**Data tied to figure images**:
[Start]

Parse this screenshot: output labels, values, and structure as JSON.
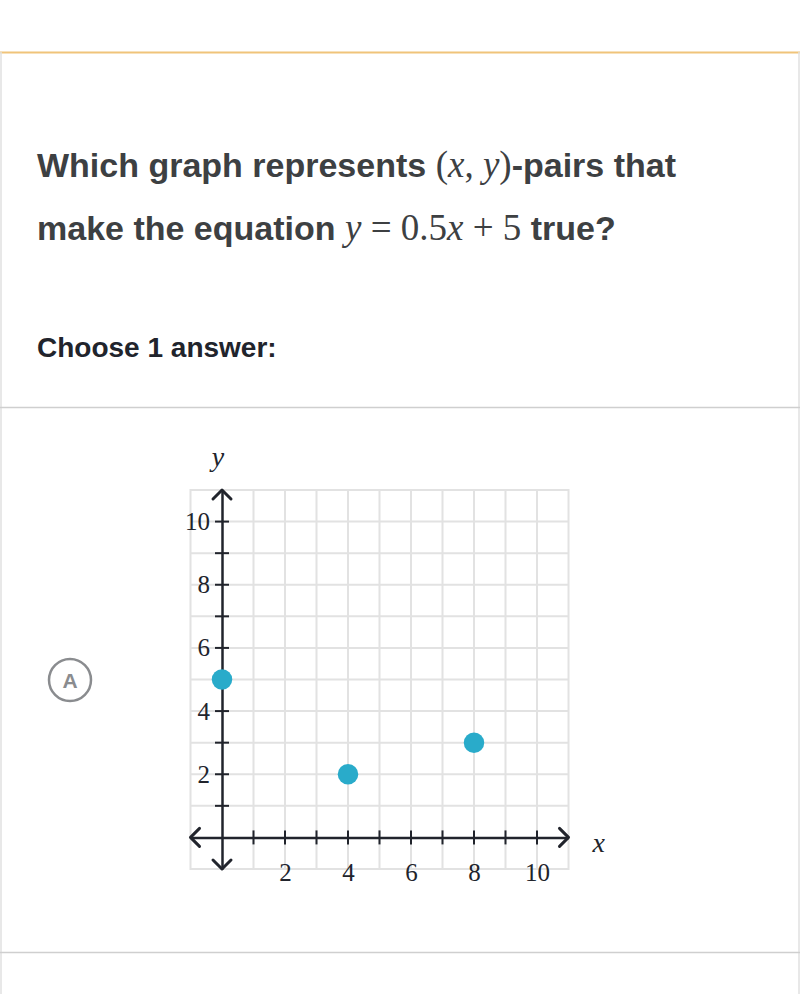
{
  "page": {
    "question": [
      [
        "Which graph represents ",
        "(x, y)",
        "-pairs that"
      ],
      [
        "make the equation ",
        "y = 0.5x + 5",
        " true?"
      ]
    ],
    "instruction": "Choose 1 answer:",
    "choice": "A"
  },
  "chart_data": {
    "type": "scatter",
    "x_label": "x",
    "y_label": "y",
    "x": [
      0,
      4,
      8
    ],
    "values": [
      5,
      2,
      3
    ],
    "color": "#29abca",
    "marker": "circle",
    "xlim": [
      -1,
      11
    ],
    "ylim": [
      -1,
      11
    ],
    "xticks": [
      2,
      4,
      6,
      8,
      10
    ],
    "yticks": [
      2,
      4,
      6,
      8,
      10
    ],
    "minor_xticks": [
      1,
      3,
      5,
      7,
      9
    ],
    "minor_yticks": [
      1,
      3,
      5,
      7,
      9
    ],
    "grid": true
  }
}
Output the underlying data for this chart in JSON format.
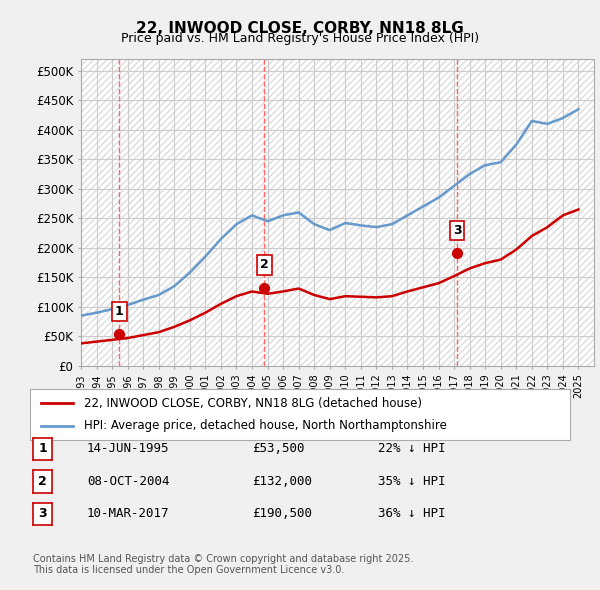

[End]

**WHAT NEEDS TO BE DONE**:
Retype every entry verbatim and exclude the pictures from the copy.

**FULL ANSWER**:
Parse this screenshot: output labels, values, and structure as JSON.
{
  "page": {
    "question": [
      [
        "Which graph represents ",
        "(x, y)",
        "-pairs that"
      ],
      [
        "make the equation ",
        "y = 0.5x + 5",
        " true?"
      ]
    ],
    "instruction": "Choose 1 answer:",
    "choice": "A"
  },
  "chart_data": {
    "type": "scatter",
    "x_label": "x",
    "y_label": "y",
    "x": [
      0,
      4,
      8
    ],
    "values": [
      5,
      2,
      3
    ],
    "color": "#29abca",
    "marker": "circle",
    "xlim": [
      -1,
      11
    ],
    "ylim": [
      -1,
      11
    ],
    "xticks": [
      2,
      4,
      6,
      8,
      10
    ],
    "yticks": [
      2,
      4,
      6,
      8,
      10
    ],
    "minor_xticks": [
      1,
      3,
      5,
      7,
      9
    ],
    "minor_yticks": [
      1,
      3,
      5,
      7,
      9
    ],
    "grid": true
  }
}
Output the underlying data for this chart in JSON format.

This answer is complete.